▸ Set problem
Select all lines with the string "Want" in them, and copy those lines.

Begin Excerpted data

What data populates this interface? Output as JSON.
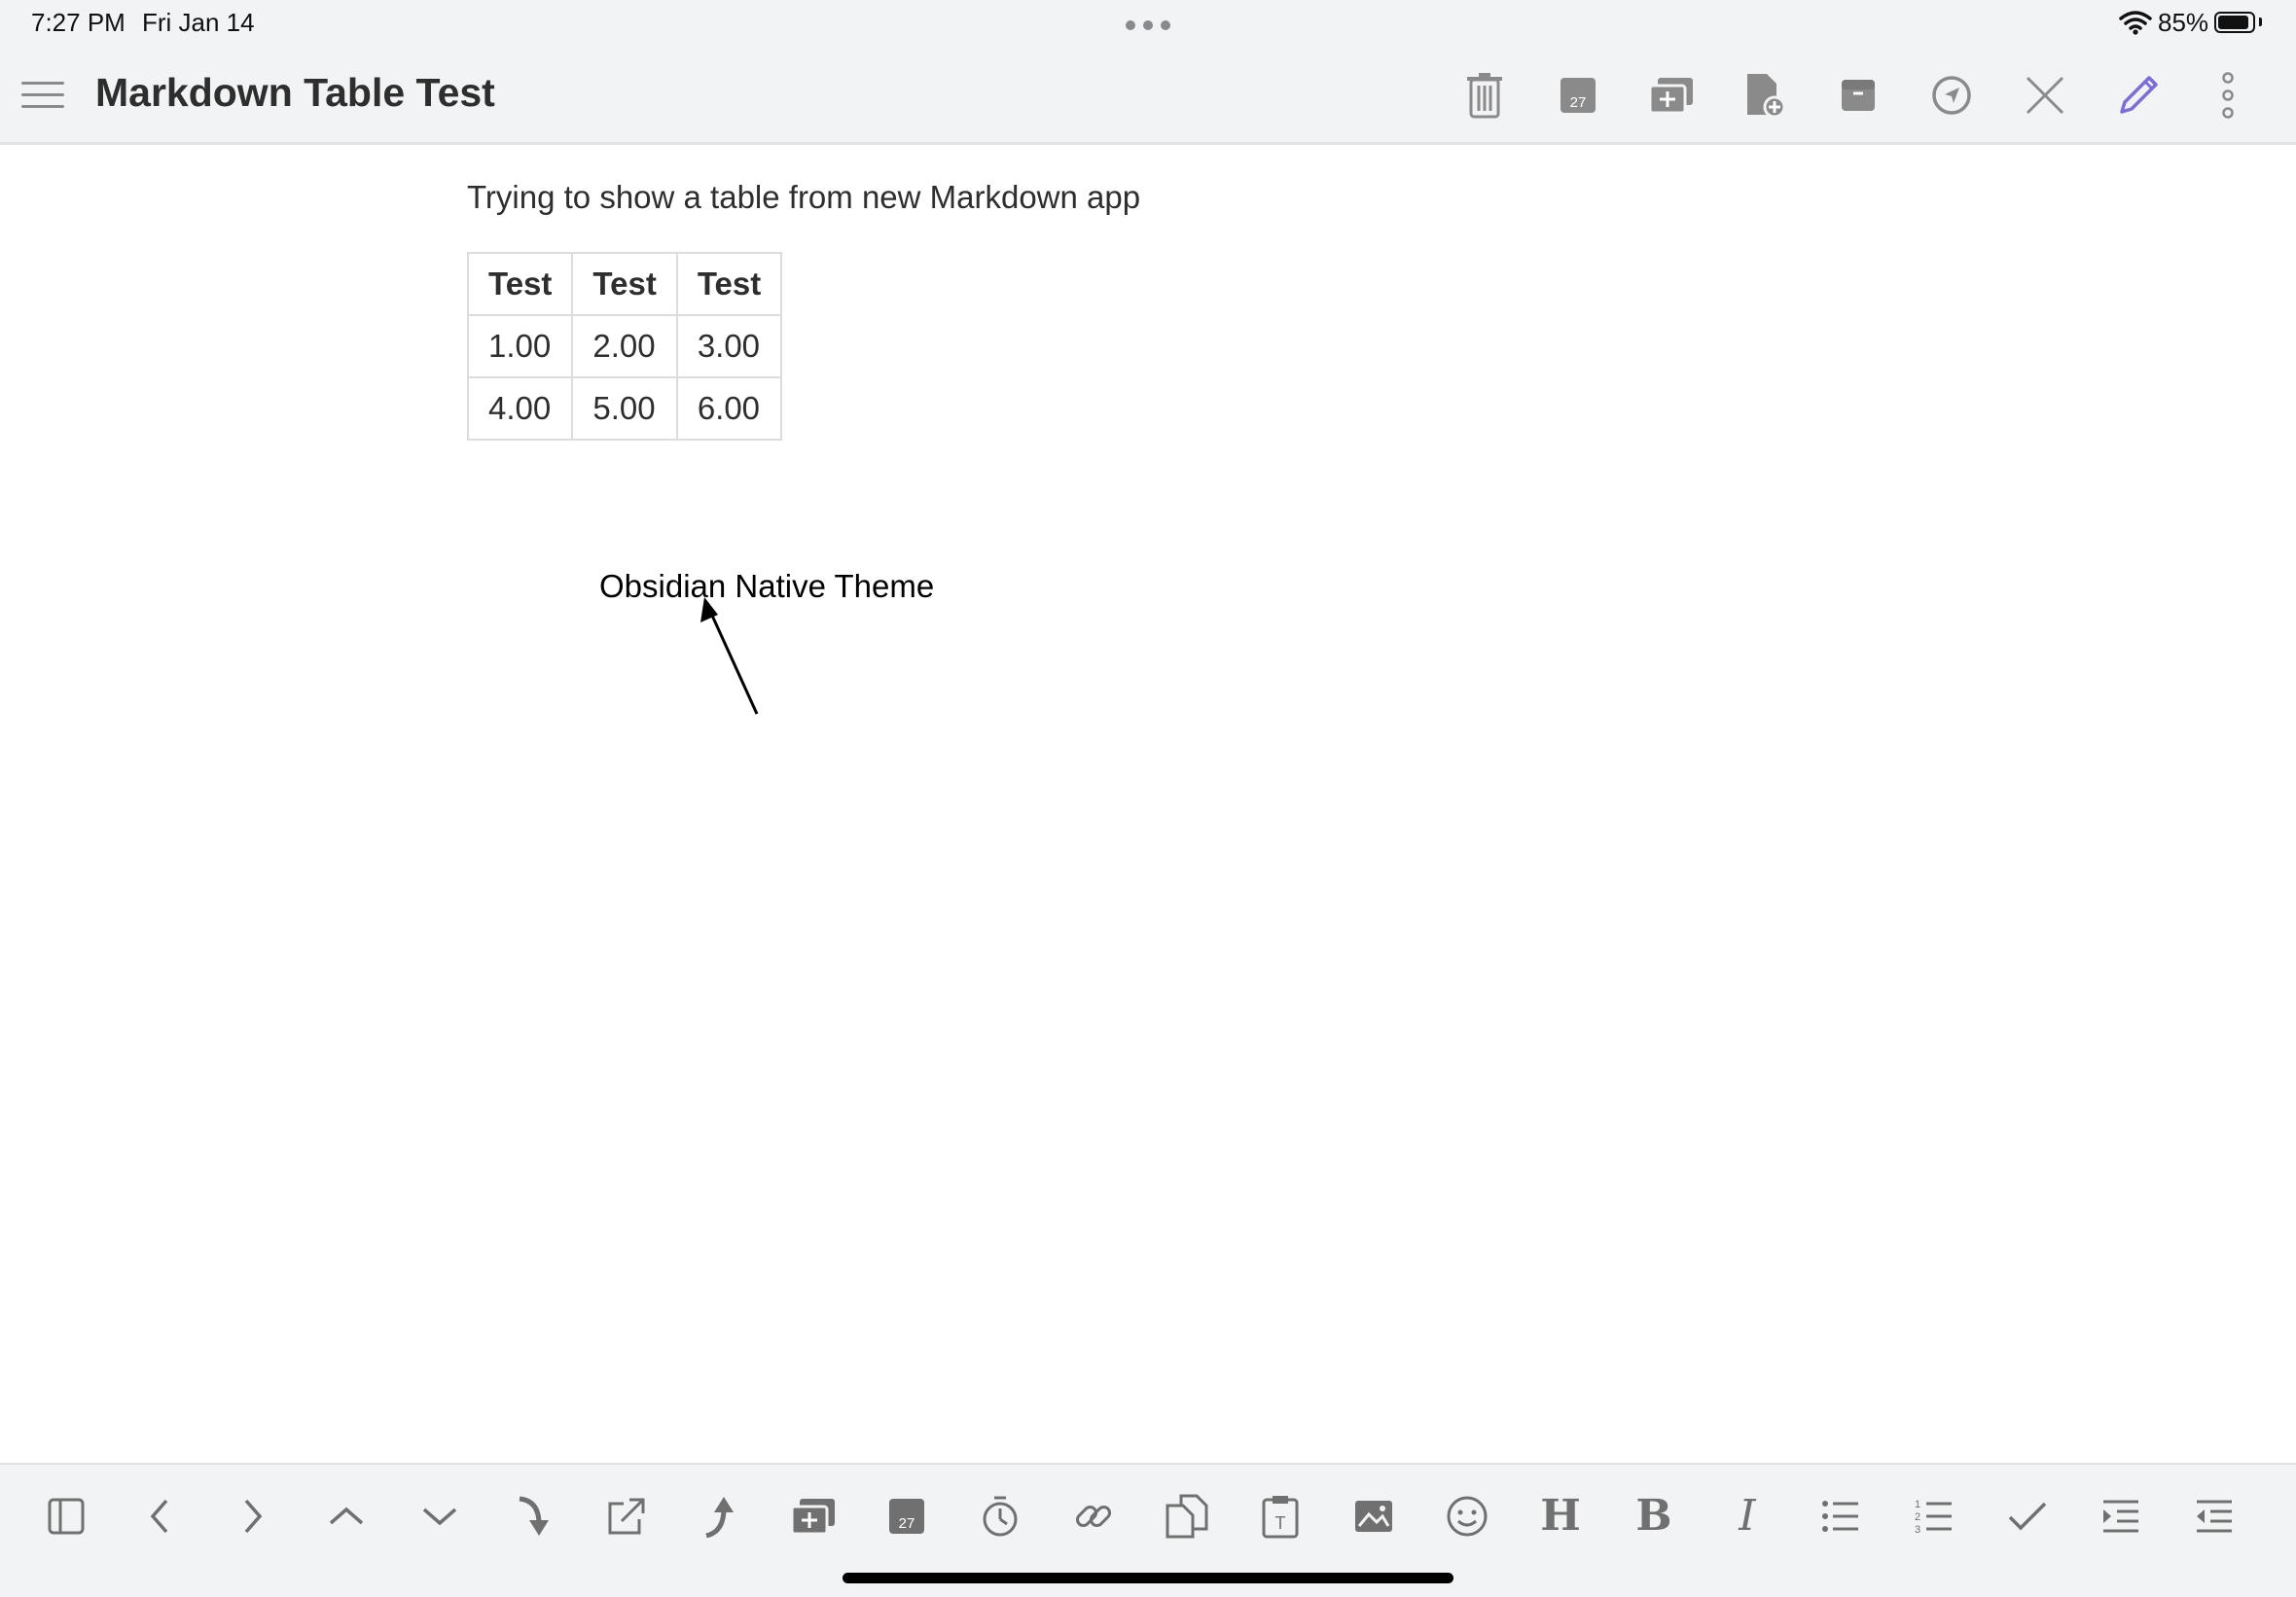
{
  "status_bar": {
    "time": "7:27 PM",
    "date": "Fri Jan 14",
    "battery_percent": "85%",
    "battery_level": 0.85
  },
  "header": {
    "title": "Markdown Table Test",
    "actions": [
      "trash-icon",
      "calendar-icon",
      "add-tab-icon",
      "new-file-icon",
      "archive-icon",
      "navigate-icon",
      "close-icon",
      "edit-pencil-icon",
      "more-vertical-icon"
    ],
    "accent_color": "#7b6cd9"
  },
  "document": {
    "paragraph": "Trying to show a table from new Markdown app",
    "table": {
      "headers": [
        "Test",
        "Test",
        "Test"
      ],
      "rows": [
        [
          "1.00",
          "2.00",
          "3.00"
        ],
        [
          "4.00",
          "5.00",
          "6.00"
        ]
      ]
    },
    "annotation": "Obsidian Native Theme"
  },
  "toolbar": {
    "icons": [
      "sidebar-toggle-icon",
      "chevron-left-icon",
      "chevron-right-icon",
      "chevron-up-icon",
      "chevron-down-icon",
      "curved-arrow-down-icon",
      "open-external-icon",
      "curved-arrow-up-icon",
      "add-tab-icon",
      "calendar-icon",
      "timer-icon",
      "link-icon",
      "copy-files-icon",
      "paste-text-icon",
      "image-icon",
      "emoji-icon",
      "heading-icon",
      "bold-icon",
      "italic-icon",
      "bullet-list-icon",
      "numbered-list-icon",
      "checkmark-icon",
      "indent-icon",
      "outdent-icon"
    ],
    "heading_glyph": "H",
    "bold_glyph": "B",
    "italic_glyph": "I",
    "calendar_day": "27"
  }
}
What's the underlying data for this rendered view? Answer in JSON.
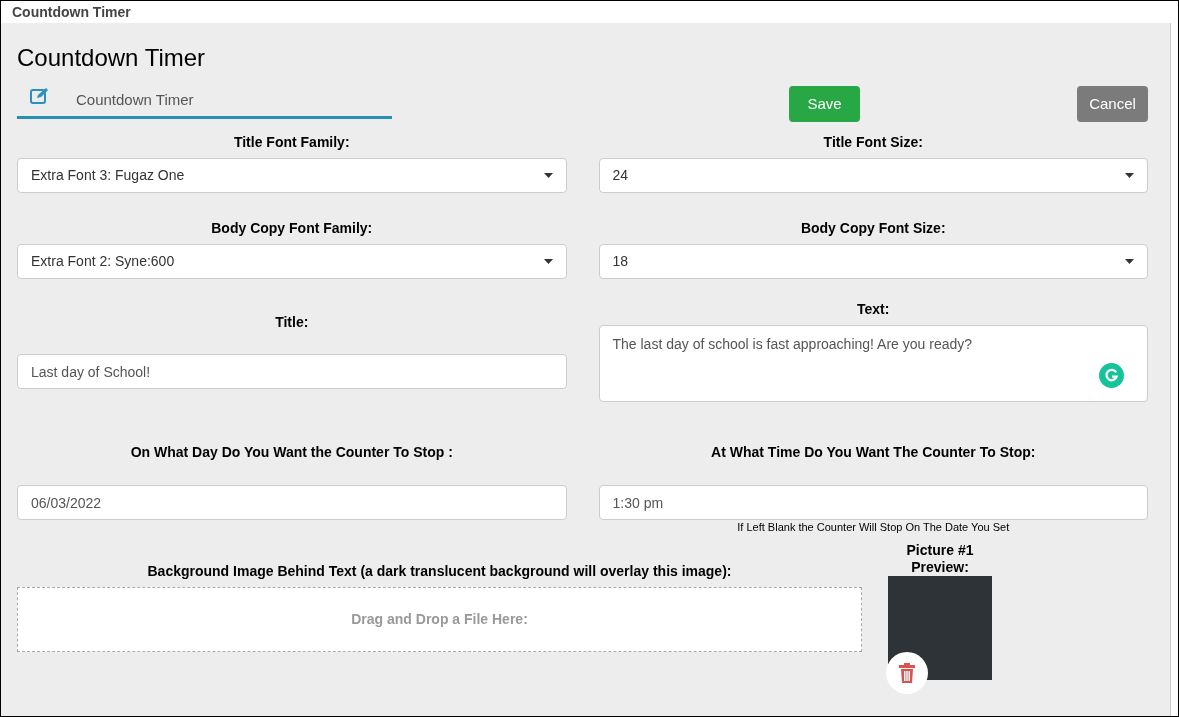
{
  "window": {
    "title": "Countdown Timer"
  },
  "heading": "Countdown Timer",
  "tab": {
    "label": "Countdown Timer",
    "selected": true
  },
  "buttons": [
    {
      "kind": "save",
      "label": "Save"
    },
    {
      "kind": "cancel",
      "label": "Cancel"
    }
  ],
  "rows": [
    [
      {
        "kind": "select",
        "label": "Title Font Family:",
        "value": "Extra Font 3: Fugaz One"
      },
      {
        "kind": "select",
        "label": "Title Font Size:",
        "value": "24"
      }
    ],
    [
      {
        "kind": "select",
        "label": "Body Copy Font Family:",
        "value": "Extra Font 2: Syne:600"
      },
      {
        "kind": "select",
        "label": "Body Copy Font Size:",
        "value": "18"
      }
    ],
    [
      {
        "kind": "input",
        "label": "Title:",
        "value": "Last day of School!"
      },
      {
        "kind": "textarea",
        "label": "Text:",
        "value": "The last day of school is fast approaching! Are you ready?"
      }
    ],
    [
      {
        "kind": "input",
        "label": "On What Day Do You Want the Counter To Stop :",
        "value": "06/03/2022"
      },
      {
        "kind": "input",
        "label": "At What Time Do You Want The Counter To Stop:",
        "value": "1:30 pm",
        "hint": "If Left Blank the Counter Will Stop On The Date You Set"
      }
    ]
  ],
  "upload": {
    "label": "Background Image Behind Text (a dark translucent background will overlay this image):",
    "placeholder": "Drag and Drop a File Here:"
  },
  "preview": {
    "label": "Picture #1 Preview:"
  }
}
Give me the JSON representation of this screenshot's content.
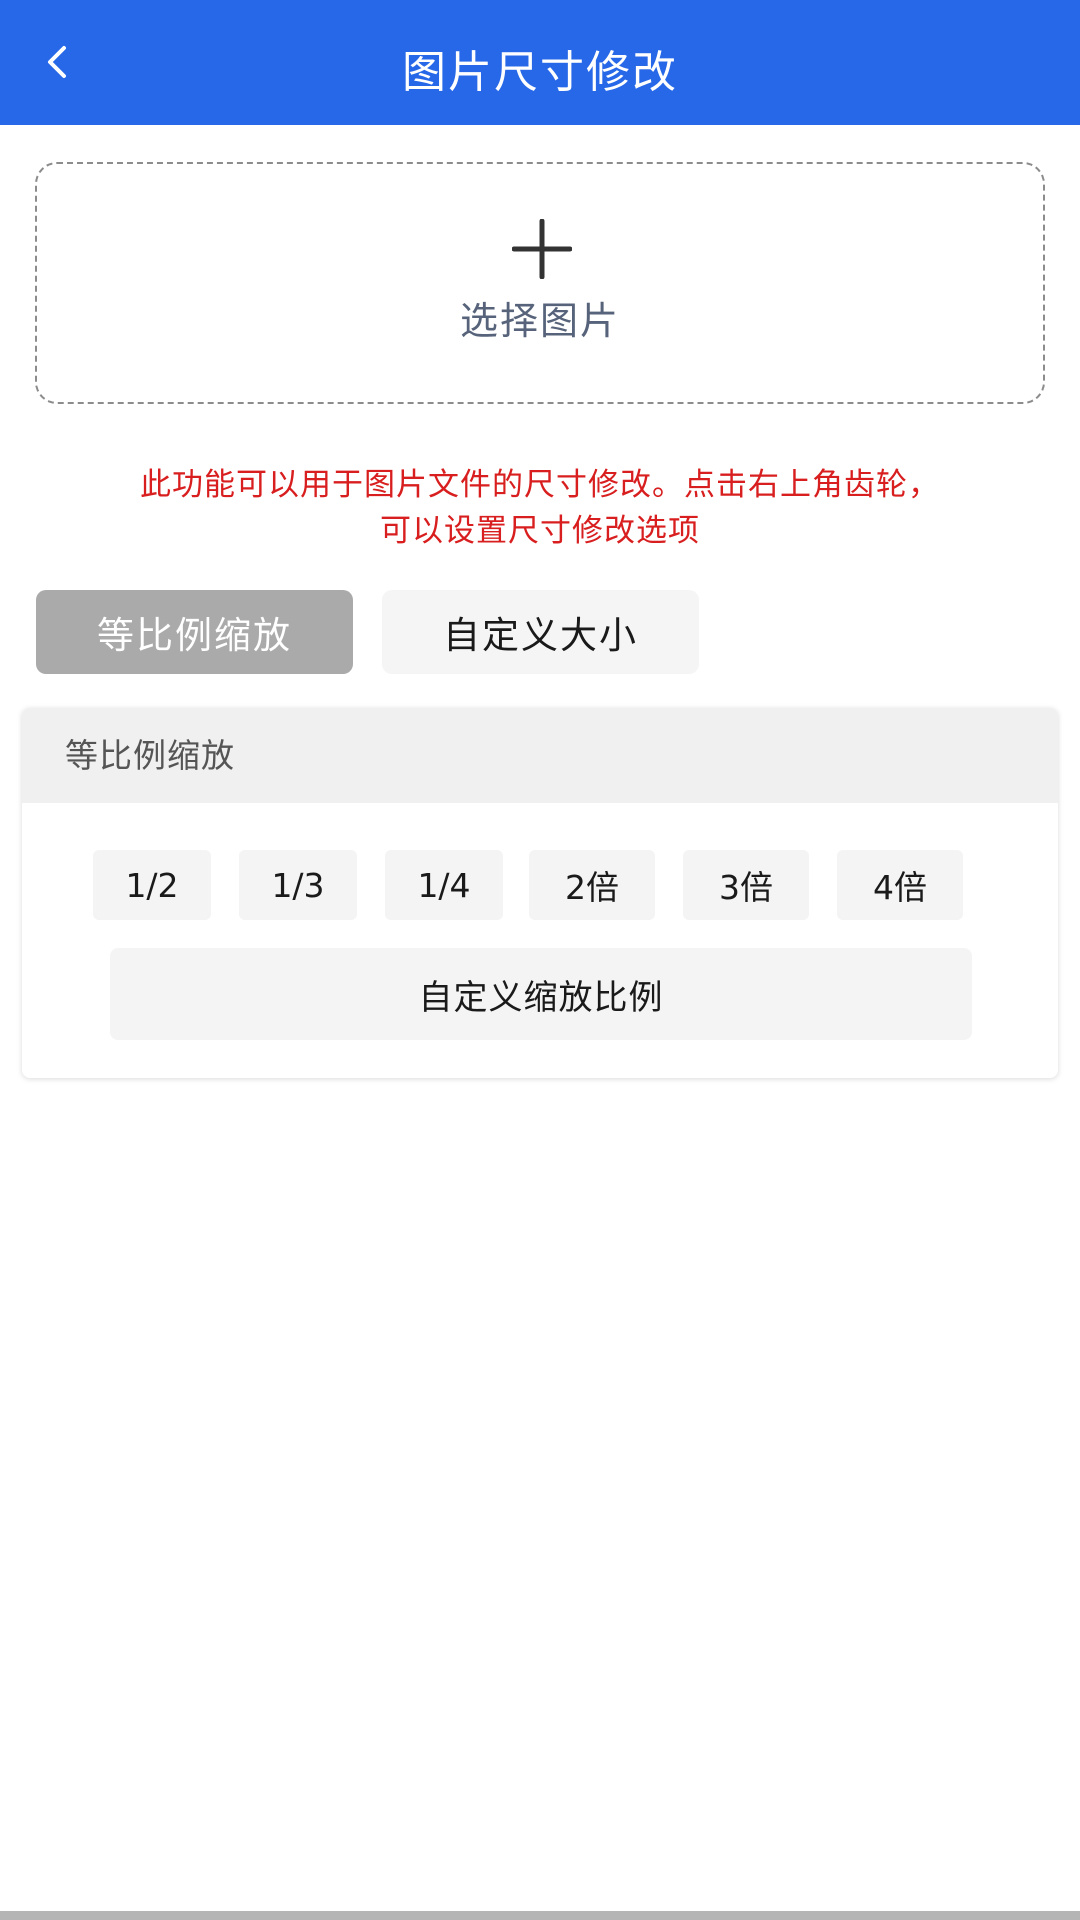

End Excerpted data

▸ Output below
        "label": "On What Day Do You Want the Counter To Stop :",
        "label": "At What Time Do You Want The Counter To Stop:",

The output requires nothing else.